### [THE TASK]
Write out every entry exactly as given, but omit the pictures.

### [DATA FOR THIS EXERCISE]
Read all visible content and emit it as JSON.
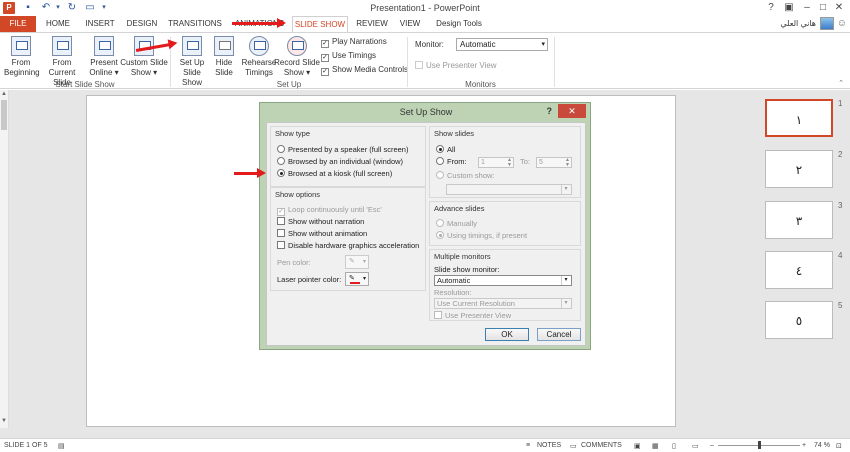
{
  "window": {
    "title": "Presentation1 - PowerPoint",
    "user_name": "هاني العلي",
    "app_logo_letter": "P"
  },
  "tabs": [
    "FILE",
    "HOME",
    "INSERT",
    "DESIGN",
    "TRANSITIONS",
    "ANIMATIONS",
    "SLIDE SHOW",
    "REVIEW",
    "VIEW",
    "Design Tools"
  ],
  "active_tab": "SLIDE SHOW",
  "ribbon": {
    "start_group": {
      "label": "Start Slide Show",
      "from_beginning": [
        "From",
        "Beginning"
      ],
      "from_current": [
        "From",
        "Current Slide"
      ],
      "present_online": [
        "Present",
        "Online ▾"
      ],
      "custom_show": [
        "Custom Slide",
        "Show ▾"
      ]
    },
    "setup_group": {
      "label": "Set Up",
      "setup_show": [
        "Set Up",
        "Slide Show"
      ],
      "hide_slide": [
        "Hide",
        "Slide"
      ],
      "rehearse": [
        "Rehearse",
        "Timings"
      ],
      "record": [
        "Record Slide",
        "Show ▾"
      ],
      "play_narrations": "Play Narrations",
      "use_timings": "Use Timings",
      "show_media_controls": "Show Media Controls"
    },
    "monitors_group": {
      "label": "Monitors",
      "monitor_label": "Monitor:",
      "monitor_value": "Automatic",
      "use_presenter_view": "Use Presenter View"
    }
  },
  "thumbnails": [
    {
      "num": "1",
      "text": "١"
    },
    {
      "num": "2",
      "text": "٢"
    },
    {
      "num": "3",
      "text": "٣"
    },
    {
      "num": "4",
      "text": "٤"
    },
    {
      "num": "5",
      "text": "٥"
    }
  ],
  "statusbar": {
    "slide_info": "SLIDE 1 OF 5",
    "notes": "NOTES",
    "comments": "COMMENTS",
    "zoom": "74 %"
  },
  "dialog": {
    "title": "Set Up Show",
    "help": "?",
    "close": "✕",
    "show_type": {
      "title": "Show type",
      "options": [
        "Presented by a speaker (full screen)",
        "Browsed by an individual (window)",
        "Browsed at a kiosk (full screen)"
      ],
      "selected": 2
    },
    "show_options": {
      "title": "Show options",
      "loop": "Loop continuously until 'Esc'",
      "without_narration": "Show without narration",
      "without_animation": "Show without animation",
      "disable_hw": "Disable hardware graphics acceleration",
      "pen_color": "Pen color:",
      "laser_color": "Laser pointer color:"
    },
    "show_slides": {
      "title": "Show slides",
      "all": "All",
      "from": "From:",
      "from_value": "1",
      "to": "To:",
      "to_value": "5",
      "custom_show": "Custom show:"
    },
    "advance": {
      "title": "Advance slides",
      "manually": "Manually",
      "using_timings": "Using timings, if present"
    },
    "monitors": {
      "title": "Multiple monitors",
      "slide_show_monitor": "Slide show monitor:",
      "monitor_value": "Automatic",
      "resolution": "Resolution:",
      "resolution_value": "Use Current Resolution",
      "use_presenter_view": "Use Presenter View"
    },
    "ok": "OK",
    "cancel": "Cancel"
  },
  "colors": {
    "accent": "#d24726",
    "annotation_arrow": "#e31b1b",
    "dialog_frame": "#bdd3b3"
  }
}
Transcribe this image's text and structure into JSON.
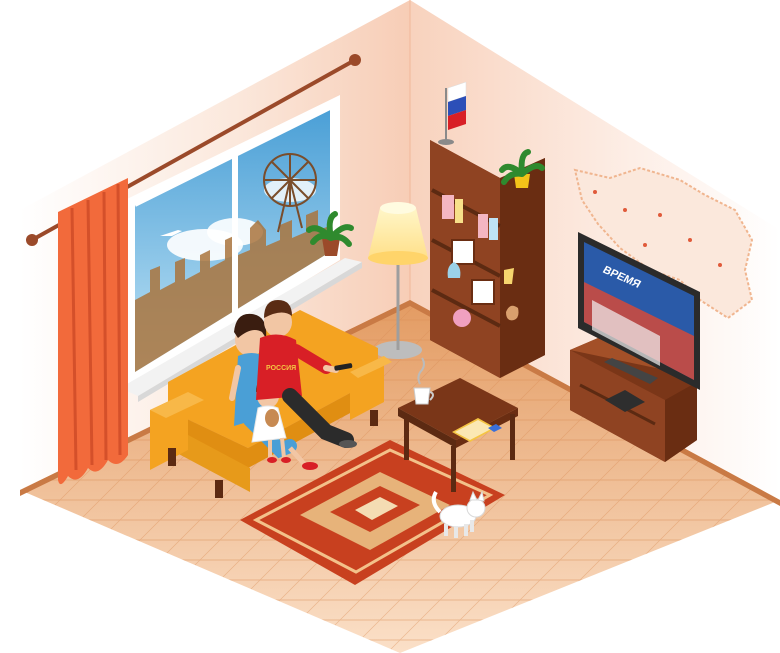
{
  "tv": {
    "channel_text": "ВРЕМЯ"
  },
  "father": {
    "shirt_text": "РОССИЯ"
  },
  "flag": {
    "colors": [
      "#ffffff",
      "#2c4fb8",
      "#d81f26"
    ]
  },
  "palette": {
    "wall_left": "#fbe3d4",
    "wall_right": "#fdeee6",
    "floor": "#e8a56f",
    "sofa": "#f4a321",
    "curtain": "#f26a3b",
    "wood": "#8a3f1e",
    "rug": "#c8401f"
  }
}
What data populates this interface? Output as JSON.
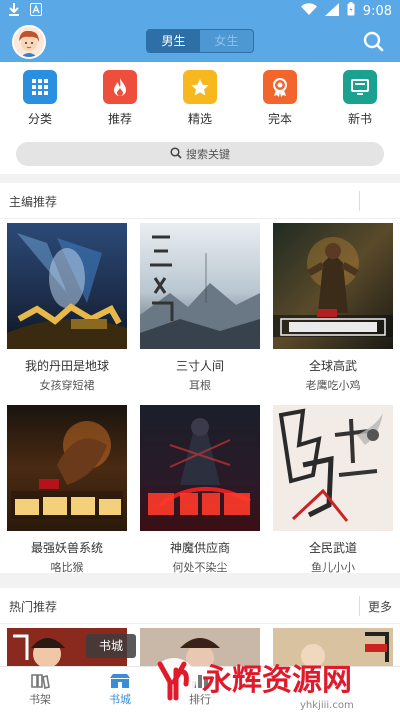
{
  "status_bar": {
    "time": "9:08"
  },
  "header": {
    "segments": [
      {
        "label": "男生",
        "active": true
      },
      {
        "label": "女生",
        "active": false
      }
    ]
  },
  "categories": [
    {
      "label": "分类",
      "icon": "grid-icon",
      "color": "#2b8fe0"
    },
    {
      "label": "推荐",
      "icon": "flame-icon",
      "color": "#ee4f3d"
    },
    {
      "label": "精选",
      "icon": "star-icon",
      "color": "#f6b81e"
    },
    {
      "label": "完本",
      "icon": "medal-icon",
      "color": "#f2662d"
    },
    {
      "label": "新书",
      "icon": "monitor-icon",
      "color": "#1aa18f"
    }
  ],
  "search": {
    "placeholder": "搜索关键"
  },
  "editor_section": {
    "title": "主编推荐",
    "books": [
      {
        "title": "我的丹田是地球",
        "author": "女孩穿短裙"
      },
      {
        "title": "三寸人间",
        "author": "耳根"
      },
      {
        "title": "全球高武",
        "author": "老鹰吃小鸡"
      },
      {
        "title": "最强妖兽系统",
        "author": "咯比猴"
      },
      {
        "title": "神魔供应商",
        "author": "何处不染尘"
      },
      {
        "title": "全民武道",
        "author": "鱼儿小小"
      }
    ]
  },
  "hot_section": {
    "title": "热门推荐",
    "more": "更多"
  },
  "float_label": "书城",
  "tabs": [
    {
      "label": "书架",
      "icon": "bookshelf-icon",
      "active": false
    },
    {
      "label": "书城",
      "icon": "store-icon",
      "active": true
    },
    {
      "label": "排行",
      "icon": "ranking-icon",
      "active": false
    }
  ],
  "watermark": {
    "text": "永辉资源网",
    "sub": "yhkjiii.com"
  },
  "colors": {
    "primary": "#5aa8e6",
    "segment_active": "#2f6fa8"
  }
}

### [FINAL ANSWER]
Read all visible content and emit it as JSON.
{
  "window": {
    "title": "Presentation1 - PowerPoint",
    "user_name": "هاني العلي",
    "app_logo_letter": "P"
  },
  "tabs": [
    "FILE",
    "HOME",
    "INSERT",
    "DESIGN",
    "TRANSITIONS",
    "ANIMATIONS",
    "SLIDE SHOW",
    "REVIEW",
    "VIEW",
    "Design Tools"
  ],
  "active_tab": "SLIDE SHOW",
  "ribbon": {
    "start_group": {
      "label": "Start Slide Show",
      "from_beginning": [
        "From",
        "Beginning"
      ],
      "from_current": [
        "From",
        "Current Slide"
      ],
      "present_online": [
        "Present",
        "Online ▾"
      ],
      "custom_show": [
        "Custom Slide",
        "Show ▾"
      ]
    },
    "setup_group": {
      "label": "Set Up",
      "setup_show": [
        "Set Up",
        "Slide Show"
      ],
      "hide_slide": [
        "Hide",
        "Slide"
      ],
      "rehearse": [
        "Rehearse",
        "Timings"
      ],
      "record": [
        "Record Slide",
        "Show ▾"
      ],
      "play_narrations": "Play Narrations",
      "use_timings": "Use Timings",
      "show_media_controls": "Show Media Controls"
    },
    "monitors_group": {
      "label": "Monitors",
      "monitor_label": "Monitor:",
      "monitor_value": "Automatic",
      "use_presenter_view": "Use Presenter View"
    }
  },
  "thumbnails": [
    {
      "num": "1",
      "text": "١"
    },
    {
      "num": "2",
      "text": "٢"
    },
    {
      "num": "3",
      "text": "٣"
    },
    {
      "num": "4",
      "text": "٤"
    },
    {
      "num": "5",
      "text": "٥"
    }
  ],
  "statusbar": {
    "slide_info": "SLIDE 1 OF 5",
    "notes": "NOTES",
    "comments": "COMMENTS",
    "zoom": "74 %"
  },
  "dialog": {
    "title": "Set Up Show",
    "help": "?",
    "close": "✕",
    "show_type": {
      "title": "Show type",
      "options": [
        "Presented by a speaker (full screen)",
        "Browsed by an individual (window)",
        "Browsed at a kiosk (full screen)"
      ],
      "selected": 2
    },
    "show_options": {
      "title": "Show options",
      "loop": "Loop continuously until 'Esc'",
      "without_narration": "Show without narration",
      "without_animation": "Show without animation",
      "disable_hw": "Disable hardware graphics acceleration",
      "pen_color": "Pen color:",
      "laser_color": "Laser pointer color:"
    },
    "show_slides": {
      "title": "Show slides",
      "all": "All",
      "from": "From:",
      "from_value": "1",
      "to": "To:",
      "to_value": "5",
      "custom_show": "Custom show:"
    },
    "advance": {
      "title": "Advance slides",
      "manually": "Manually",
      "using_timings": "Using timings, if present"
    },
    "monitors": {
      "title": "Multiple monitors",
      "slide_show_monitor": "Slide show monitor:",
      "monitor_value": "Automatic",
      "resolution": "Resolution:",
      "resolution_value": "Use Current Resolution",
      "use_presenter_view": "Use Presenter View"
    },
    "ok": "OK",
    "cancel": "Cancel"
  },
  "colors": {
    "accent": "#d24726",
    "annotation_arrow": "#e31b1b",
    "dialog_frame": "#bdd3b3"
  }
}
Transcribe this image's text and structure into JSON.
{
  "tv": {
    "channel_text": "ВРЕМЯ"
  },
  "father": {
    "shirt_text": "РОССИЯ"
  },
  "flag": {
    "colors": [
      "#ffffff",
      "#2c4fb8",
      "#d81f26"
    ]
  },
  "palette": {
    "wall_left": "#fbe3d4",
    "wall_right": "#fdeee6",
    "floor": "#e8a56f",
    "sofa": "#f4a321",
    "curtain": "#f26a3b",
    "wood": "#8a3f1e",
    "rug": "#c8401f"
  }
}
What data populates this interface? Output as JSON.
{
  "status_bar": {
    "time": "9:08"
  },
  "header": {
    "segments": [
      {
        "label": "男生",
        "active": true
      },
      {
        "label": "女生",
        "active": false
      }
    ]
  },
  "categories": [
    {
      "label": "分类",
      "icon": "grid-icon",
      "color": "#2b8fe0"
    },
    {
      "label": "推荐",
      "icon": "flame-icon",
      "color": "#ee4f3d"
    },
    {
      "label": "精选",
      "icon": "star-icon",
      "color": "#f6b81e"
    },
    {
      "label": "完本",
      "icon": "medal-icon",
      "color": "#f2662d"
    },
    {
      "label": "新书",
      "icon": "monitor-icon",
      "color": "#1aa18f"
    }
  ],
  "search": {
    "placeholder": "搜索关键"
  },
  "editor_section": {
    "title": "主编推荐",
    "books": [
      {
        "title": "我的丹田是地球",
        "author": "女孩穿短裙"
      },
      {
        "title": "三寸人间",
        "author": "耳根"
      },
      {
        "title": "全球高武",
        "author": "老鹰吃小鸡"
      },
      {
        "title": "最强妖兽系统",
        "author": "咯比猴"
      },
      {
        "title": "神魔供应商",
        "author": "何处不染尘"
      },
      {
        "title": "全民武道",
        "author": "鱼儿小小"
      }
    ]
  },
  "hot_section": {
    "title": "热门推荐",
    "more": "更多"
  },
  "float_label": "书城",
  "tabs": [
    {
      "label": "书架",
      "icon": "bookshelf-icon",
      "active": false
    },
    {
      "label": "书城",
      "icon": "store-icon",
      "active": true
    },
    {
      "label": "排行",
      "icon": "ranking-icon",
      "active": false
    }
  ],
  "watermark": {
    "text": "永辉资源网",
    "sub": "yhkjiii.com"
  },
  "colors": {
    "primary": "#5aa8e6",
    "segment_active": "#2f6fa8"
  }
}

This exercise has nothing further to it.